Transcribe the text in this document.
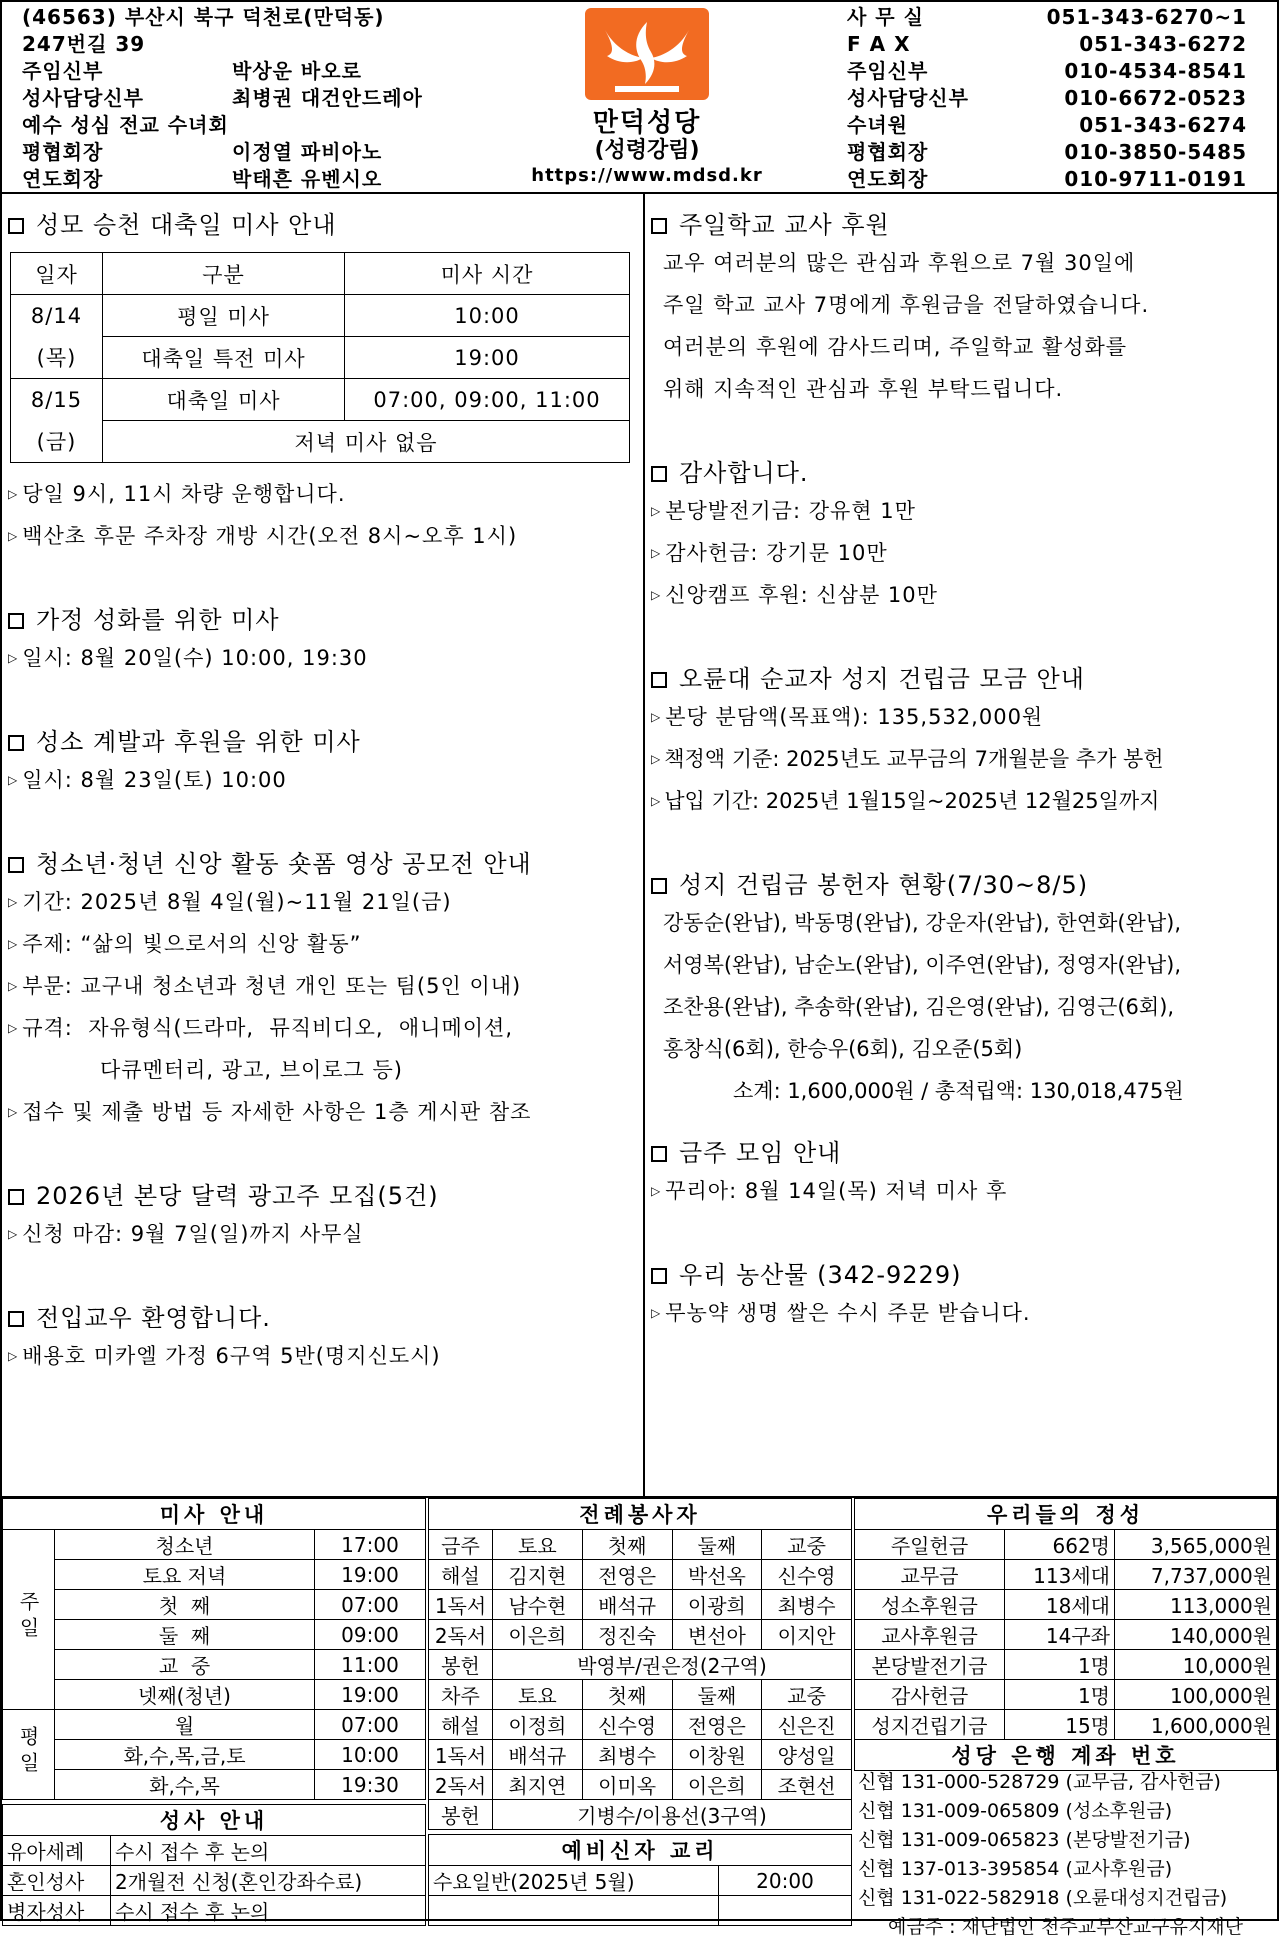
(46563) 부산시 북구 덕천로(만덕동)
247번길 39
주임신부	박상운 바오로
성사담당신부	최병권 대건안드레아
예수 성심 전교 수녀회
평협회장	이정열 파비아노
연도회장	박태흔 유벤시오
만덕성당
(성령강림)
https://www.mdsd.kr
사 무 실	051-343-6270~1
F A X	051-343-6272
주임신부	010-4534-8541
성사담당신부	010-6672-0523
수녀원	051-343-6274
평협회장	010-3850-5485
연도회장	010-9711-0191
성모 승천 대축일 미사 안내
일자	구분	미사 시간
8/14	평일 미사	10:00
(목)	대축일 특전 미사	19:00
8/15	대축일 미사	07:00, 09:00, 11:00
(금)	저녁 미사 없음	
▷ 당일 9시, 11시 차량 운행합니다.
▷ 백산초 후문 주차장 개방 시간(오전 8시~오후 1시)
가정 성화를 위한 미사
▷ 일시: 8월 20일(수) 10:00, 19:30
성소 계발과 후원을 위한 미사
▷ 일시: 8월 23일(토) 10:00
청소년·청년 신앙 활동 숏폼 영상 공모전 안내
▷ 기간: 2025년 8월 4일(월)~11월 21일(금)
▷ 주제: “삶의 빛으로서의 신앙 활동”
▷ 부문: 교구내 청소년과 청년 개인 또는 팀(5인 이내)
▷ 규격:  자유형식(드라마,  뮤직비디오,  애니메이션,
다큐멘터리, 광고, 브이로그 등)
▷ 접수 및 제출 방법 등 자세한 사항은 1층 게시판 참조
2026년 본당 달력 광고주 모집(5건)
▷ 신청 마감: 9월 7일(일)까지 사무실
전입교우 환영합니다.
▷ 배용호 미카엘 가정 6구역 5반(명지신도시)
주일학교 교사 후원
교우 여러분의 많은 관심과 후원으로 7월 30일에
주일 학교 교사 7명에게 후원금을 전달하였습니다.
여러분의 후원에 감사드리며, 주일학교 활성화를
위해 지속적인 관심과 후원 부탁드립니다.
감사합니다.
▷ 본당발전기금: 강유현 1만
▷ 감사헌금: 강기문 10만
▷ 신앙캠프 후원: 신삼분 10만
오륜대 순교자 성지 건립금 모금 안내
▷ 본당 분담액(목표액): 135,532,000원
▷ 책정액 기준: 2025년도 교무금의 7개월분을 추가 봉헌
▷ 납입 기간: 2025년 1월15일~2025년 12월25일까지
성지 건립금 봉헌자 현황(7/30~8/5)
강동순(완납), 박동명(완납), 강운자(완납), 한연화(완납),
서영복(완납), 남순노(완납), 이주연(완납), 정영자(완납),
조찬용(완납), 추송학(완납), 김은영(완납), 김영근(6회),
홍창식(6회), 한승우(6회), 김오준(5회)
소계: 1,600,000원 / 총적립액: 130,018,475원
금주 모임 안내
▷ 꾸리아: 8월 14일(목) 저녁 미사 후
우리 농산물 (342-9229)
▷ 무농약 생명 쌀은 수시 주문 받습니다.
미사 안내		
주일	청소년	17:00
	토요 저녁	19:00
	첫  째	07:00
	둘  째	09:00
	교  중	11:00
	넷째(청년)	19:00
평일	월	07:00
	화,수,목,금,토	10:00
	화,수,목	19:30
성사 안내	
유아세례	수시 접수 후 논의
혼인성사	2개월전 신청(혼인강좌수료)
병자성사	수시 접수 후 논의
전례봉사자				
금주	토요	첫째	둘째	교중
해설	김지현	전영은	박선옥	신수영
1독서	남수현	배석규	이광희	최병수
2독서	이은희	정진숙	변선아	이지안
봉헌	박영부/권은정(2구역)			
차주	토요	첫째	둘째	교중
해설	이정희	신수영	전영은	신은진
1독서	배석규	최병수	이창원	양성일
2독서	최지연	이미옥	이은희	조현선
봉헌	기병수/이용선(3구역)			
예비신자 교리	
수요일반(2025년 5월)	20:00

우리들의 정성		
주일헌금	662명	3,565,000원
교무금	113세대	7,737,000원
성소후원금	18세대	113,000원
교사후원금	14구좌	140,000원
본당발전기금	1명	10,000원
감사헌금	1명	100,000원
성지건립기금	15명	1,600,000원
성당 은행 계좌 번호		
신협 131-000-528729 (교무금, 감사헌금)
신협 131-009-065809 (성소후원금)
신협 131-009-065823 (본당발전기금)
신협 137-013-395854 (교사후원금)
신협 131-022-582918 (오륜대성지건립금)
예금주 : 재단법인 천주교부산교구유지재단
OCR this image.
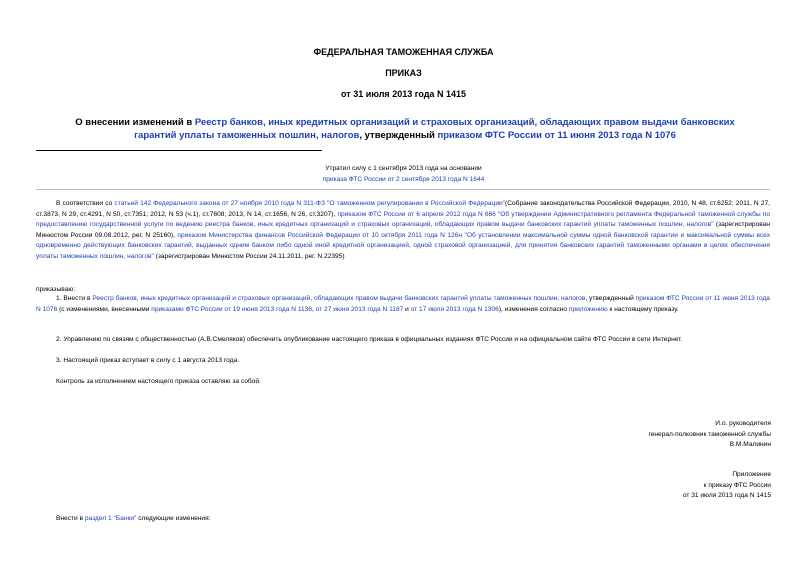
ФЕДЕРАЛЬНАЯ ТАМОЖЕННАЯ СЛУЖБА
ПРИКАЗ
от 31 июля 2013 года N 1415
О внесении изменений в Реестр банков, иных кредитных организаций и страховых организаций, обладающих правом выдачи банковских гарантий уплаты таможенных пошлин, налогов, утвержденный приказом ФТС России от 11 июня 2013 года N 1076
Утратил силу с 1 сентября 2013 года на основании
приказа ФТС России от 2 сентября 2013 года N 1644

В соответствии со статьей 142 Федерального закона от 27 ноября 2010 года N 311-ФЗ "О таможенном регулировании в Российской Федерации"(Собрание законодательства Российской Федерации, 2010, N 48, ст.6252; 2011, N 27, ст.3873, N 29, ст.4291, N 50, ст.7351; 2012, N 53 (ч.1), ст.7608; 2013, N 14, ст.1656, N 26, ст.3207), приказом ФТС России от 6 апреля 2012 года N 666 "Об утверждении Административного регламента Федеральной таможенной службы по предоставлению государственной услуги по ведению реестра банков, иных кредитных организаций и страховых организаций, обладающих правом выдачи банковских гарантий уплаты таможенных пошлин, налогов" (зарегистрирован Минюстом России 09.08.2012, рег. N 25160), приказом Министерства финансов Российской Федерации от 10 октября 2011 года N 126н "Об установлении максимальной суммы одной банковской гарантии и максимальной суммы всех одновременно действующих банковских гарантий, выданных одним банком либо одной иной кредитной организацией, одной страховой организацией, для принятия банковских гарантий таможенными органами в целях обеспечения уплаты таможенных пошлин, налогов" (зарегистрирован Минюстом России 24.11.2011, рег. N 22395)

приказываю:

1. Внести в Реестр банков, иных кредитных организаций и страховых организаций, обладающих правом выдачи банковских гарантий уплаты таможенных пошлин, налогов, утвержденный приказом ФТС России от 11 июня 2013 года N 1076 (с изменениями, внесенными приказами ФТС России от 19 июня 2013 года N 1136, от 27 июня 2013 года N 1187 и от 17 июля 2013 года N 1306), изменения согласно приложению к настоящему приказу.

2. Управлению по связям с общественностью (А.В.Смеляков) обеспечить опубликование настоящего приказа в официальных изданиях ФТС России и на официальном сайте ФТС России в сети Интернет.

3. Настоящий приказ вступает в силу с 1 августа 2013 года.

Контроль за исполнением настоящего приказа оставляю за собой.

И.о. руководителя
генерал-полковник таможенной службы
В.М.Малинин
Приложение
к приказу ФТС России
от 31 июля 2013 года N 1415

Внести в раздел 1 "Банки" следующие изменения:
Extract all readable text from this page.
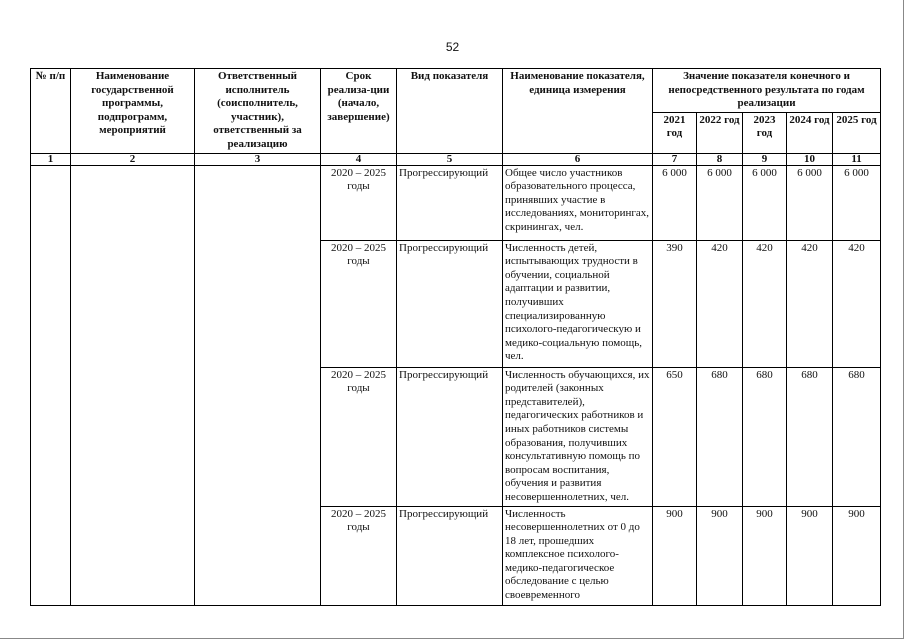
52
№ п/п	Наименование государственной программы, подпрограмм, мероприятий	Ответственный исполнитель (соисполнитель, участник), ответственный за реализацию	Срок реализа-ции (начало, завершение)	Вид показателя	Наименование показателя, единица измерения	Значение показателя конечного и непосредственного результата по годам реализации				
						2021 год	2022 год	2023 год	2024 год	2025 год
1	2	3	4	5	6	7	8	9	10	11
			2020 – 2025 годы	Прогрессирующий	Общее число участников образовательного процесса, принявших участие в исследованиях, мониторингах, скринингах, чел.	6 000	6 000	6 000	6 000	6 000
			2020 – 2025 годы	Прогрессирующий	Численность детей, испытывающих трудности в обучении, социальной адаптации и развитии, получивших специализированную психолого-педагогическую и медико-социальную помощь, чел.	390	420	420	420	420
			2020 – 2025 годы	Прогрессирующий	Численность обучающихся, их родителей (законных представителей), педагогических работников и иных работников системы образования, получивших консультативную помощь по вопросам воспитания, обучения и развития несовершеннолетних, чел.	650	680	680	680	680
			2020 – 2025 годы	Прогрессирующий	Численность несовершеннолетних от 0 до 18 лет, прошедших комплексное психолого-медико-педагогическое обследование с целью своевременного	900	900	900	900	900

- [Problem] Extract every line above containing the word "여러분의".

- [The reply]
교우 여러분의 많은 관심과 후원으로 7월 30일에
여러분의 후원에 감사드리며, 주일학교 활성화를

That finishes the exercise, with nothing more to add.